__Provided entries__
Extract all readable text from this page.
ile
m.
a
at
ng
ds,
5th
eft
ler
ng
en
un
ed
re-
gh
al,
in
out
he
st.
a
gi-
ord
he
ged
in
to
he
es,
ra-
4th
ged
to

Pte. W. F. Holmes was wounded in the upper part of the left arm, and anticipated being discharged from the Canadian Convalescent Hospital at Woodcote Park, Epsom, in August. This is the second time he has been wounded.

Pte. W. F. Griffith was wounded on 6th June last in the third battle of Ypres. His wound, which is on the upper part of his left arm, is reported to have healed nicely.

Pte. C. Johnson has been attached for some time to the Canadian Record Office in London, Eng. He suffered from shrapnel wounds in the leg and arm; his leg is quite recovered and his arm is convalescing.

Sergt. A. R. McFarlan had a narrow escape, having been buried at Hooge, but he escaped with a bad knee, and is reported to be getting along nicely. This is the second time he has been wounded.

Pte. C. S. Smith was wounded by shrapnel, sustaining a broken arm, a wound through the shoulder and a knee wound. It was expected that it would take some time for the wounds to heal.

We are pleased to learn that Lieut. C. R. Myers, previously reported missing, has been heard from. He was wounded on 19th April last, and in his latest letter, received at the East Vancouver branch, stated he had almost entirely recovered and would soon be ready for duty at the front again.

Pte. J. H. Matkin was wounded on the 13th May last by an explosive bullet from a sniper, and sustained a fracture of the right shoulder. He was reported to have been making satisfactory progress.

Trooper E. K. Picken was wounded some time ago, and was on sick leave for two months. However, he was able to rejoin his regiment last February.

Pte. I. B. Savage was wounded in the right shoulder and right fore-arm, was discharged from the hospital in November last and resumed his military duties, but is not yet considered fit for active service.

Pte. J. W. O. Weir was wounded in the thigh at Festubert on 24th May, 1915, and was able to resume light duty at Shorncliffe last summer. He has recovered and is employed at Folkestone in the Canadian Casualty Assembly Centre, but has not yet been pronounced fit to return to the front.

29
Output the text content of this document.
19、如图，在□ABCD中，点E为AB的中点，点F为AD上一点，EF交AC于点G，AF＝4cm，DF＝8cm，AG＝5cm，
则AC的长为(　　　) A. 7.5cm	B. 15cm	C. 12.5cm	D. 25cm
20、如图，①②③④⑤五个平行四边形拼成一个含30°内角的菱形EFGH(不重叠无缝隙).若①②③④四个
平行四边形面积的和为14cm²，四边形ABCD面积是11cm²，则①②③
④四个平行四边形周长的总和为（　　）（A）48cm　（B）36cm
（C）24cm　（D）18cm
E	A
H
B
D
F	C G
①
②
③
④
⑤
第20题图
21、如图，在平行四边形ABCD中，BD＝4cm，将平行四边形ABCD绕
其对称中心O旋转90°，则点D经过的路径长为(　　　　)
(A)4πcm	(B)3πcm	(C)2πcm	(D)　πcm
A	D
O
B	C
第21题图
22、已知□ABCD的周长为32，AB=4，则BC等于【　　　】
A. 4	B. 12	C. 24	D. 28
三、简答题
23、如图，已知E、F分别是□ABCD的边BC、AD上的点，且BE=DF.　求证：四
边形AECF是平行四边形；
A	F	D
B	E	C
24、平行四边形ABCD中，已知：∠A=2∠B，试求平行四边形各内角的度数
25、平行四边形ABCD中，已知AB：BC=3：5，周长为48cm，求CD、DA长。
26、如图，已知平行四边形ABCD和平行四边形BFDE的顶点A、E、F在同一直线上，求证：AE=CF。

__Problem requirements__
Print every record above exactly as written.

__Answer for the task__
Extract all readable text from this page.
ile
m.
a
at
ng
ds,
5th
eft
ler
ng
en
un
ed
re-
gh
al,
in
out
he
st.
a
gi-
ord
he
ged
in
to
he
es,
ra-
4th
ged
to

Pte. W. F. Holmes was wounded in the upper part of the left arm, and anticipated being discharged from the Canadian Convalescent Hospital at Woodcote Park, Epsom, in August. This is the second time he has been wounded.

Pte. W. F. Griffith was wounded on 6th June last in the third battle of Ypres. His wound, which is on the upper part of his left arm, is reported to have healed nicely.

Pte. C. Johnson has been attached for some time to the Canadian Record Office in London, Eng. He suffered from shrapnel wounds in the leg and arm; his leg is quite recovered and his arm is convalescing.

Sergt. A. R. McFarlan had a narrow escape, having been buried at Hooge, but he escaped with a bad knee, and is reported to be getting along nicely. This is the second time he has been wounded.

Pte. C. S. Smith was wounded by shrapnel, sustaining a broken arm, a wound through the shoulder and a knee wound. It was expected that it would take some time for the wounds to heal.

We are pleased to learn that Lieut. C. R. Myers, previously reported missing, has been heard from. He was wounded on 19th April last, and in his latest letter, received at the East Vancouver branch, stated he had almost entirely recovered and would soon be ready for duty at the front again.

Pte. J. H. Matkin was wounded on the 13th May last by an explosive bullet from a sniper, and sustained a fracture of the right shoulder. He was reported to have been making satisfactory progress.

Trooper E. K. Picken was wounded some time ago, and was on sick leave for two months. However, he was able to rejoin his regiment last February.

Pte. I. B. Savage was wounded in the right shoulder and right fore-arm, was discharged from the hospital in November last and resumed his military duties, but is not yet considered fit for active service.

Pte. J. W. O. Weir was wounded in the thigh at Festubert on 24th May, 1915, and was able to resume light duty at Shorncliffe last summer. He has recovered and is employed at Folkestone in the Canadian Casualty Assembly Centre, but has not yet been pronounced fit to return to the front.

29
Output the text content of this document.
19、如图，在□ABCD中，点E为AB的中点，点F为AD上一点，EF交AC于点G，AF＝4cm，DF＝8cm，AG＝5cm，
则AC的长为(　　　) A. 7.5cm	B. 15cm	C. 12.5cm	D. 25cm
20、如图，①②③④⑤五个平行四边形拼成一个含30°内角的菱形EFGH(不重叠无缝隙).若①②③④四个
平行四边形面积的和为14cm²，四边形ABCD面积是11cm²，则①②③
④四个平行四边形周长的总和为（　　）（A）48cm　（B）36cm
（C）24cm　（D）18cm
E	A
H
B
D
F	C G
①
②
③
④
⑤
第20题图
21、如图，在平行四边形ABCD中，BD＝4cm，将平行四边形ABCD绕
其对称中心O旋转90°，则点D经过的路径长为(　　　　)
(A)4πcm	(B)3πcm	(C)2πcm	(D)　πcm
A	D
O
B	C
第21题图
22、已知□ABCD的周长为32，AB=4，则BC等于【　　　】
A. 4	B. 12	C. 24	D. 28
三、简答题
23、如图，已知E、F分别是□ABCD的边BC、AD上的点，且BE=DF.　求证：四
边形AECF是平行四边形；
A	F	D
B	E	C
24、平行四边形ABCD中，已知：∠A=2∠B，试求平行四边形各内角的度数
25、平行四边形ABCD中，已知AB：BC=3：5，周长为48cm，求CD、DA长。
26、如图，已知平行四边形ABCD和平行四边形BFDE的顶点A、E、F在同一直线上，求证：AE=CF。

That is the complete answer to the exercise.